**Information given**
────────────────────────────────────────

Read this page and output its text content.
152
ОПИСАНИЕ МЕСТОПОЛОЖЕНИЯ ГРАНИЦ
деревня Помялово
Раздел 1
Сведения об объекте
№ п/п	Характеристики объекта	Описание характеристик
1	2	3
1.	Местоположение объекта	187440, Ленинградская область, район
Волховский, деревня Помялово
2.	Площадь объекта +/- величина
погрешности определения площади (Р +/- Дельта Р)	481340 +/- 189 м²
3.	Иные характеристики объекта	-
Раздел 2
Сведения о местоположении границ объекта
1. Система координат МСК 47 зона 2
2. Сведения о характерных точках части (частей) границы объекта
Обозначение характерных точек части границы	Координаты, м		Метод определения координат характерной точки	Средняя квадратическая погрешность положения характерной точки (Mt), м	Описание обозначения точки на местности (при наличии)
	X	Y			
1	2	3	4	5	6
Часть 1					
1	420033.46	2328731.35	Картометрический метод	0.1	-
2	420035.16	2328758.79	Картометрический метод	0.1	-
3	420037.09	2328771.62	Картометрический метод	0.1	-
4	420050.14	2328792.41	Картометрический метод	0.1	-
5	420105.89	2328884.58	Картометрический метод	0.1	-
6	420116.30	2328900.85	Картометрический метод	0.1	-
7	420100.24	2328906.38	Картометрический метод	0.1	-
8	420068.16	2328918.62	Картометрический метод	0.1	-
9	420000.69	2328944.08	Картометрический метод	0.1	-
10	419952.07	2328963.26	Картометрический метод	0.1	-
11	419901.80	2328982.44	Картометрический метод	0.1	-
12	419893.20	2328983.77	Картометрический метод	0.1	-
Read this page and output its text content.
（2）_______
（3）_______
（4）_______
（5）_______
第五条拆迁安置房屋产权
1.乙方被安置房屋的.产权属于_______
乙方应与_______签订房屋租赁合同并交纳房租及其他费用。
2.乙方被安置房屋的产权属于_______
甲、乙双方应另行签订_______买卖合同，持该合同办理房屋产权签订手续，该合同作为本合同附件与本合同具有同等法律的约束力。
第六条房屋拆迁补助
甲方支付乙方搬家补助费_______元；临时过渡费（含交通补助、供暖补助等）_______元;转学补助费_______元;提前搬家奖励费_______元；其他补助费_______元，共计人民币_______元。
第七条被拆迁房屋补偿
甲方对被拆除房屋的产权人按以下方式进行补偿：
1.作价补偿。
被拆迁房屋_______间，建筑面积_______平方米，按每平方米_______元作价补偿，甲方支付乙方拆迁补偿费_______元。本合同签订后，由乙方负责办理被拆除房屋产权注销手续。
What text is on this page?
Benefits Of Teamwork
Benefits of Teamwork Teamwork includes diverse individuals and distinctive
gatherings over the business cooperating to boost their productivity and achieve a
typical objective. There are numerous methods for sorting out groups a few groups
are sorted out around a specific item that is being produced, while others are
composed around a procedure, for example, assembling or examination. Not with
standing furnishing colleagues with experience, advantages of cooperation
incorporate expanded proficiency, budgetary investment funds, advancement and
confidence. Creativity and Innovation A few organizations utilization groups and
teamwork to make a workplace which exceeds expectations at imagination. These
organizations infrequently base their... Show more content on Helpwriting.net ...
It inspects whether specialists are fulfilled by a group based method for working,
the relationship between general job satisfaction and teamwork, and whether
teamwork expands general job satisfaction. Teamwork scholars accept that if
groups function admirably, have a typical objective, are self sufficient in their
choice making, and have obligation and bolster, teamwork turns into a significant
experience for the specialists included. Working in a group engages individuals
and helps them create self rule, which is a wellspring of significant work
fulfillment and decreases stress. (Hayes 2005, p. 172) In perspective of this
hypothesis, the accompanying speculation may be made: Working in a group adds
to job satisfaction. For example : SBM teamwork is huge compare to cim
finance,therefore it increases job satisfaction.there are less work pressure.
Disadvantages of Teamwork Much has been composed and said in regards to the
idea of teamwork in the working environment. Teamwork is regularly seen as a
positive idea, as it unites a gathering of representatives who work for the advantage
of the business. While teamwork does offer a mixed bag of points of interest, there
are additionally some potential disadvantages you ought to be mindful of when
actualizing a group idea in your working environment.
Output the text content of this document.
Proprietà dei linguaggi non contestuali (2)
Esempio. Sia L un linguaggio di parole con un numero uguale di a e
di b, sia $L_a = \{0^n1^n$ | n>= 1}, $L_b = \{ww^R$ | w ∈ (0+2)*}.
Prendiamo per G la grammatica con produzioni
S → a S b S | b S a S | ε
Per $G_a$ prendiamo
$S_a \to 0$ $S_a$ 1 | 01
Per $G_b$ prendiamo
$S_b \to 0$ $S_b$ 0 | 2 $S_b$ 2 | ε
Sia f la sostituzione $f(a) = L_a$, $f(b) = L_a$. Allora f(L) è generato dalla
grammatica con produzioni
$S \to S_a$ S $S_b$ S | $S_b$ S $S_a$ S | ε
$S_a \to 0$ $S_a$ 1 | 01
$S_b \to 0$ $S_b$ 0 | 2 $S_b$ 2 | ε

────────────────────────────────────────

**Exercise task**
Identify the lines in the records above that contain the word "organizations", then state how many there are and nothing more.

**Correct answer**
2